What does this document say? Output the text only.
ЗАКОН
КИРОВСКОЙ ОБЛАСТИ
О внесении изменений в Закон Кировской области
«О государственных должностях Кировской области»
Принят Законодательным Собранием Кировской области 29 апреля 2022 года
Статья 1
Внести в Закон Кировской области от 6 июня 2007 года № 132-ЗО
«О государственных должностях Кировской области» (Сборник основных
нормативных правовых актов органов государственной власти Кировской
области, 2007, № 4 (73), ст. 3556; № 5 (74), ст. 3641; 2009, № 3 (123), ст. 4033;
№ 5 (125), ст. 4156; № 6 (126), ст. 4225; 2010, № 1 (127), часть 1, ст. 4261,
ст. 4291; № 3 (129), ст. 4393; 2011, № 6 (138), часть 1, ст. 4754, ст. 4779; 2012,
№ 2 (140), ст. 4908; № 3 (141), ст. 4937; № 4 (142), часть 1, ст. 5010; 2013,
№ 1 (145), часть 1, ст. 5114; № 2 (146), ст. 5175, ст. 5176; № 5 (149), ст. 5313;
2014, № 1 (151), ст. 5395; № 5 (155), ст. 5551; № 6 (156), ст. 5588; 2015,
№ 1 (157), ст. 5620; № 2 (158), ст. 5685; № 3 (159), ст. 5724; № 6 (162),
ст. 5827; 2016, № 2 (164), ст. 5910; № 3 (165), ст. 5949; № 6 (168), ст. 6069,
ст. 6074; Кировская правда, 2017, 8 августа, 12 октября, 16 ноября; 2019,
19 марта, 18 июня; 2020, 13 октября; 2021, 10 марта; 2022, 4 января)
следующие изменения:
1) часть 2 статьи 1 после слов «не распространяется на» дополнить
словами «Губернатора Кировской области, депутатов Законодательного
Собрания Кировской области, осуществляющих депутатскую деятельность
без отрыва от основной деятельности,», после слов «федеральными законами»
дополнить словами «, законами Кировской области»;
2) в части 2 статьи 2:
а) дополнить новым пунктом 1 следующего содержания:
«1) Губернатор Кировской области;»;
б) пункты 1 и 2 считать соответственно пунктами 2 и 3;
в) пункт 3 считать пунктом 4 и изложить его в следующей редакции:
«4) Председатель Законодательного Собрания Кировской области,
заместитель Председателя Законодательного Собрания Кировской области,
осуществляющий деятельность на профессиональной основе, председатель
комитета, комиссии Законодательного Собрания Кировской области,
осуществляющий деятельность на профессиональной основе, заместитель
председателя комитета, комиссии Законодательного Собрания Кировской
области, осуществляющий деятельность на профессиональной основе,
------------------------------------------------
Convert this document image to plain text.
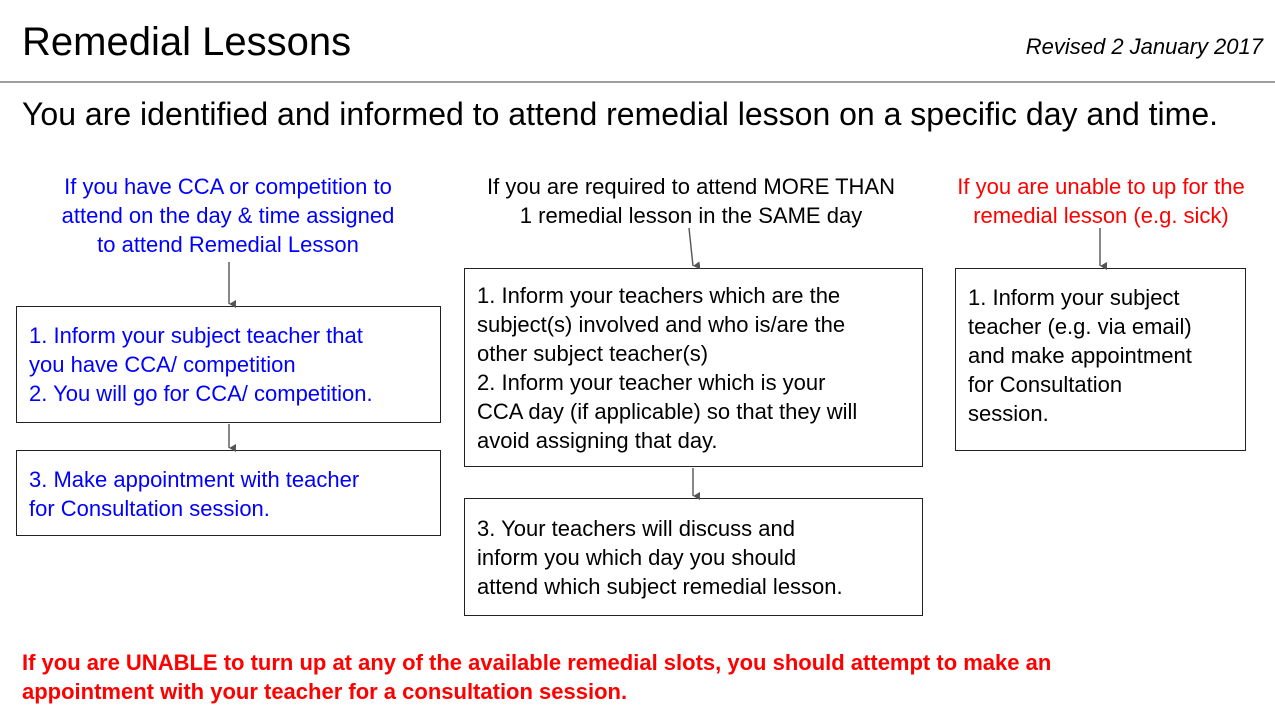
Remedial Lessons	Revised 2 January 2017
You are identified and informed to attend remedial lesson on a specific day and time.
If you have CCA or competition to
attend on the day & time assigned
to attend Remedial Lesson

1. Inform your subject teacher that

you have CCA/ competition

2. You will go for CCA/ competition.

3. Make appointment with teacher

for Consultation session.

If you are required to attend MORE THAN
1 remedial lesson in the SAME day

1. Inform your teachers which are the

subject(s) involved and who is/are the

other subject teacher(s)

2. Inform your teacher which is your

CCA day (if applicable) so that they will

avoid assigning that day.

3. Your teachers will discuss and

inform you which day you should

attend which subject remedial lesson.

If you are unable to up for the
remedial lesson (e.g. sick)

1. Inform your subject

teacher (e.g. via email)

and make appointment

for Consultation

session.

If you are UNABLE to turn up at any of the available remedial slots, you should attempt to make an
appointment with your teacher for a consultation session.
------------------------------------------------
* [TASK DESCRIPTION]: Using the material above, state how many lines include the string "октября". Answer with a single number.

* [RESULT FOR THIS TASK]: 2